#### EXERCISE INPUT ####

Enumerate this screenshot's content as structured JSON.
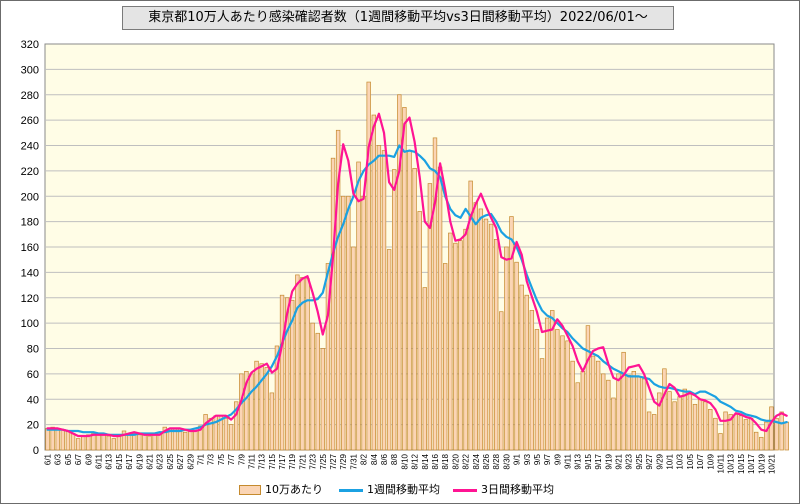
{
  "chart_data": {
    "type": "bar+line",
    "title": "東京都10万人あたり感染確認者数（1週間移動平均vs3日間移動平均）2022/06/01〜",
    "xlabel": "",
    "ylabel": "",
    "ylim": [
      0,
      320
    ],
    "yticks": [
      0,
      20,
      40,
      60,
      80,
      100,
      120,
      140,
      160,
      180,
      200,
      220,
      240,
      260,
      280,
      300,
      320
    ],
    "grid": true,
    "legend_position": "bottom",
    "start_date": "2022-06-01",
    "end_date": "2022-10-21",
    "x_tick_labels": [
      "6/1",
      "6/3",
      "6/5",
      "6/7",
      "6/9",
      "6/11",
      "6/13",
      "6/15",
      "6/17",
      "6/19",
      "6/21",
      "6/23",
      "6/25",
      "6/27",
      "6/29",
      "7/1",
      "7/3",
      "7/5",
      "7/7",
      "7/9",
      "7/11",
      "7/13",
      "7/15",
      "7/17",
      "7/19",
      "7/21",
      "7/23",
      "7/25",
      "7/27",
      "7/29",
      "7/31",
      "8/2",
      "8/4",
      "8/6",
      "8/8",
      "8/10",
      "8/12",
      "8/14",
      "8/16",
      "8/18",
      "8/20",
      "8/22",
      "8/24",
      "8/26",
      "8/28",
      "8/30",
      "9/1",
      "9/3",
      "9/5",
      "9/7",
      "9/9",
      "9/11",
      "9/13",
      "9/15",
      "9/17",
      "9/19",
      "9/21",
      "9/23",
      "9/25",
      "9/27",
      "9/29",
      "10/1",
      "10/3",
      "10/5",
      "10/7",
      "10/9",
      "10/11",
      "10/13",
      "10/15",
      "10/17",
      "10/19",
      "10/21"
    ],
    "colors": {
      "bar_fill": "#fbd5b5",
      "bar_stroke": "#c58a2e",
      "weekly": "#1ba1e2",
      "three_day": "#ff1493",
      "grid": "#bfbfbf"
    },
    "series": [
      {
        "name": "10万あたり",
        "kind": "bar",
        "values": [
          17,
          18,
          17,
          16,
          15,
          13,
          9,
          11,
          12,
          13,
          12,
          12,
          11,
          9,
          12,
          15,
          13,
          13,
          12,
          12,
          11,
          12,
          14,
          18,
          17,
          17,
          17,
          14,
          15,
          15,
          19,
          28,
          25,
          27,
          27,
          25,
          20,
          38,
          60,
          62,
          60,
          70,
          68,
          65,
          45,
          82,
          122,
          120,
          118,
          138,
          136,
          135,
          100,
          92,
          80,
          147,
          230,
          252,
          200,
          200,
          160,
          227,
          200,
          290,
          264,
          240,
          236,
          158,
          221,
          280,
          270,
          236,
          222,
          188,
          128,
          210,
          246,
          223,
          147,
          171,
          163,
          165,
          174,
          212,
          195,
          190,
          182,
          178,
          166,
          109,
          160,
          184,
          148,
          130,
          122,
          110,
          95,
          72,
          104,
          110,
          95,
          90,
          86,
          70,
          53,
          62,
          98,
          74,
          70,
          60,
          55,
          41,
          60,
          77,
          59,
          62,
          58,
          56,
          30,
          28,
          45,
          64,
          46,
          38,
          42,
          48,
          44,
          36,
          40,
          38,
          32,
          25,
          13,
          30,
          28,
          28,
          27,
          24,
          25,
          14,
          10,
          22,
          34,
          25,
          30,
          22
        ]
      },
      {
        "name": "1週間移動平均",
        "kind": "line",
        "values": [
          16,
          16,
          16,
          16,
          15,
          15,
          15,
          14,
          14,
          14,
          13,
          13,
          12,
          12,
          12,
          12,
          12,
          12,
          13,
          13,
          13,
          13,
          14,
          14,
          15,
          15,
          15,
          16,
          16,
          17,
          18,
          20,
          21,
          22,
          24,
          26,
          28,
          32,
          37,
          41,
          46,
          50,
          55,
          60,
          66,
          74,
          84,
          94,
          102,
          112,
          116,
          118,
          118,
          119,
          124,
          140,
          155,
          168,
          178,
          190,
          200,
          212,
          220,
          225,
          228,
          232,
          232,
          232,
          231,
          240,
          235,
          236,
          235,
          232,
          228,
          222,
          220,
          215,
          200,
          190,
          185,
          183,
          190,
          184,
          178,
          183,
          185,
          186,
          180,
          172,
          168,
          166,
          160,
          150,
          138,
          128,
          118,
          110,
          106,
          104,
          100,
          96,
          93,
          88,
          84,
          80,
          78,
          76,
          74,
          70,
          67,
          64,
          62,
          60,
          58,
          58,
          58,
          57,
          56,
          52,
          50,
          49,
          49,
          48,
          47,
          46,
          46,
          44,
          46,
          46,
          44,
          42,
          38,
          36,
          34,
          31,
          30,
          28,
          27,
          26,
          24,
          23,
          23,
          22,
          21,
          22
        ]
      },
      {
        "name": "3日間移動平均",
        "kind": "line",
        "values": [
          17,
          17,
          17,
          16,
          15,
          13,
          11,
          11,
          11,
          12,
          12,
          12,
          12,
          11,
          11,
          12,
          13,
          14,
          13,
          12,
          12,
          12,
          12,
          15,
          17,
          17,
          17,
          16,
          15,
          15,
          16,
          21,
          24,
          27,
          27,
          27,
          24,
          28,
          39,
          53,
          61,
          64,
          66,
          68,
          61,
          64,
          83,
          108,
          125,
          131,
          135,
          137,
          124,
          109,
          91,
          106,
          152,
          210,
          241,
          228,
          202,
          196,
          198,
          239,
          255,
          265,
          250,
          211,
          205,
          220,
          257,
          262,
          243,
          215,
          180,
          175,
          195,
          226,
          205,
          180,
          165,
          166,
          170,
          184,
          194,
          202,
          192,
          183,
          175,
          152,
          150,
          151,
          164,
          154,
          133,
          121,
          109,
          93,
          94,
          95,
          103,
          98,
          90,
          82,
          70,
          62,
          71,
          78,
          80,
          81,
          68,
          57,
          55,
          59,
          65,
          66,
          67,
          60,
          49,
          38,
          35,
          44,
          52,
          49,
          42,
          43,
          45,
          43,
          40,
          39,
          37,
          32,
          23,
          23,
          24,
          29,
          28,
          26,
          25,
          21,
          16,
          15,
          22,
          27,
          29,
          27
        ]
      }
    ],
    "legend": [
      "10万あたり",
      "1週間移動平均",
      "3日間移動平均"
    ]
  }
}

####

> **AIM**
Write out the full listing verbatim, excluding its pictures.

> **RESPONSE FOR THIS EXERCISE**
Enumerate this screenshot's content as structured JSON.
{
  "chart_data": {
    "type": "bar+line",
    "title": "東京都10万人あたり感染確認者数（1週間移動平均vs3日間移動平均）2022/06/01〜",
    "xlabel": "",
    "ylabel": "",
    "ylim": [
      0,
      320
    ],
    "yticks": [
      0,
      20,
      40,
      60,
      80,
      100,
      120,
      140,
      160,
      180,
      200,
      220,
      240,
      260,
      280,
      300,
      320
    ],
    "grid": true,
    "legend_position": "bottom",
    "start_date": "2022-06-01",
    "end_date": "2022-10-21",
    "x_tick_labels": [
      "6/1",
      "6/3",
      "6/5",
      "6/7",
      "6/9",
      "6/11",
      "6/13",
      "6/15",
      "6/17",
      "6/19",
      "6/21",
      "6/23",
      "6/25",
      "6/27",
      "6/29",
      "7/1",
      "7/3",
      "7/5",
      "7/7",
      "7/9",
      "7/11",
      "7/13",
      "7/15",
      "7/17",
      "7/19",
      "7/21",
      "7/23",
      "7/25",
      "7/27",
      "7/29",
      "7/31",
      "8/2",
      "8/4",
      "8/6",
      "8/8",
      "8/10",
      "8/12",
      "8/14",
      "8/16",
      "8/18",
      "8/20",
      "8/22",
      "8/24",
      "8/26",
      "8/28",
      "8/30",
      "9/1",
      "9/3",
      "9/5",
      "9/7",
      "9/9",
      "9/11",
      "9/13",
      "9/15",
      "9/17",
      "9/19",
      "9/21",
      "9/23",
      "9/25",
      "9/27",
      "9/29",
      "10/1",
      "10/3",
      "10/5",
      "10/7",
      "10/9",
      "10/11",
      "10/13",
      "10/15",
      "10/17",
      "10/19",
      "10/21"
    ],
    "colors": {
      "bar_fill": "#fbd5b5",
      "bar_stroke": "#c58a2e",
      "weekly": "#1ba1e2",
      "three_day": "#ff1493",
      "grid": "#bfbfbf"
    },
    "series": [
      {
        "name": "10万あたり",
        "kind": "bar",
        "values": [
          17,
          18,
          17,
          16,
          15,
          13,
          9,
          11,
          12,
          13,
          12,
          12,
          11,
          9,
          12,
          15,
          13,
          13,
          12,
          12,
          11,
          12,
          14,
          18,
          17,
          17,
          17,
          14,
          15,
          15,
          19,
          28,
          25,
          27,
          27,
          25,
          20,
          38,
          60,
          62,
          60,
          70,
          68,
          65,
          45,
          82,
          122,
          120,
          118,
          138,
          136,
          135,
          100,
          92,
          80,
          147,
          230,
          252,
          200,
          200,
          160,
          227,
          200,
          290,
          264,
          240,
          236,
          158,
          221,
          280,
          270,
          236,
          222,
          188,
          128,
          210,
          246,
          223,
          147,
          171,
          163,
          165,
          174,
          212,
          195,
          190,
          182,
          178,
          166,
          109,
          160,
          184,
          148,
          130,
          122,
          110,
          95,
          72,
          104,
          110,
          95,
          90,
          86,
          70,
          53,
          62,
          98,
          74,
          70,
          60,
          55,
          41,
          60,
          77,
          59,
          62,
          58,
          56,
          30,
          28,
          45,
          64,
          46,
          38,
          42,
          48,
          44,
          36,
          40,
          38,
          32,
          25,
          13,
          30,
          28,
          28,
          27,
          24,
          25,
          14,
          10,
          22,
          34,
          25,
          30,
          22
        ]
      },
      {
        "name": "1週間移動平均",
        "kind": "line",
        "values": [
          16,
          16,
          16,
          16,
          15,
          15,
          15,
          14,
          14,
          14,
          13,
          13,
          12,
          12,
          12,
          12,
          12,
          12,
          13,
          13,
          13,
          13,
          14,
          14,
          15,
          15,
          15,
          16,
          16,
          17,
          18,
          20,
          21,
          22,
          24,
          26,
          28,
          32,
          37,
          41,
          46,
          50,
          55,
          60,
          66,
          74,
          84,
          94,
          102,
          112,
          116,
          118,
          118,
          119,
          124,
          140,
          155,
          168,
          178,
          190,
          200,
          212,
          220,
          225,
          228,
          232,
          232,
          232,
          231,
          240,
          235,
          236,
          235,
          232,
          228,
          222,
          220,
          215,
          200,
          190,
          185,
          183,
          190,
          184,
          178,
          183,
          185,
          186,
          180,
          172,
          168,
          166,
          160,
          150,
          138,
          128,
          118,
          110,
          106,
          104,
          100,
          96,
          93,
          88,
          84,
          80,
          78,
          76,
          74,
          70,
          67,
          64,
          62,
          60,
          58,
          58,
          58,
          57,
          56,
          52,
          50,
          49,
          49,
          48,
          47,
          46,
          46,
          44,
          46,
          46,
          44,
          42,
          38,
          36,
          34,
          31,
          30,
          28,
          27,
          26,
          24,
          23,
          23,
          22,
          21,
          22
        ]
      },
      {
        "name": "3日間移動平均",
        "kind": "line",
        "values": [
          17,
          17,
          17,
          16,
          15,
          13,
          11,
          11,
          11,
          12,
          12,
          12,
          12,
          11,
          11,
          12,
          13,
          14,
          13,
          12,
          12,
          12,
          12,
          15,
          17,
          17,
          17,
          16,
          15,
          15,
          16,
          21,
          24,
          27,
          27,
          27,
          24,
          28,
          39,
          53,
          61,
          64,
          66,
          68,
          61,
          64,
          83,
          108,
          125,
          131,
          135,
          137,
          124,
          109,
          91,
          106,
          152,
          210,
          241,
          228,
          202,
          196,
          198,
          239,
          255,
          265,
          250,
          211,
          205,
          220,
          257,
          262,
          243,
          215,
          180,
          175,
          195,
          226,
          205,
          180,
          165,
          166,
          170,
          184,
          194,
          202,
          192,
          183,
          175,
          152,
          150,
          151,
          164,
          154,
          133,
          121,
          109,
          93,
          94,
          95,
          103,
          98,
          90,
          82,
          70,
          62,
          71,
          78,
          80,
          81,
          68,
          57,
          55,
          59,
          65,
          66,
          67,
          60,
          49,
          38,
          35,
          44,
          52,
          49,
          42,
          43,
          45,
          43,
          40,
          39,
          37,
          32,
          23,
          23,
          24,
          29,
          28,
          26,
          25,
          21,
          16,
          15,
          22,
          27,
          29,
          27
        ]
      }
    ],
    "legend": [
      "10万あたり",
      "1週間移動平均",
      "3日間移動平均"
    ]
  }
}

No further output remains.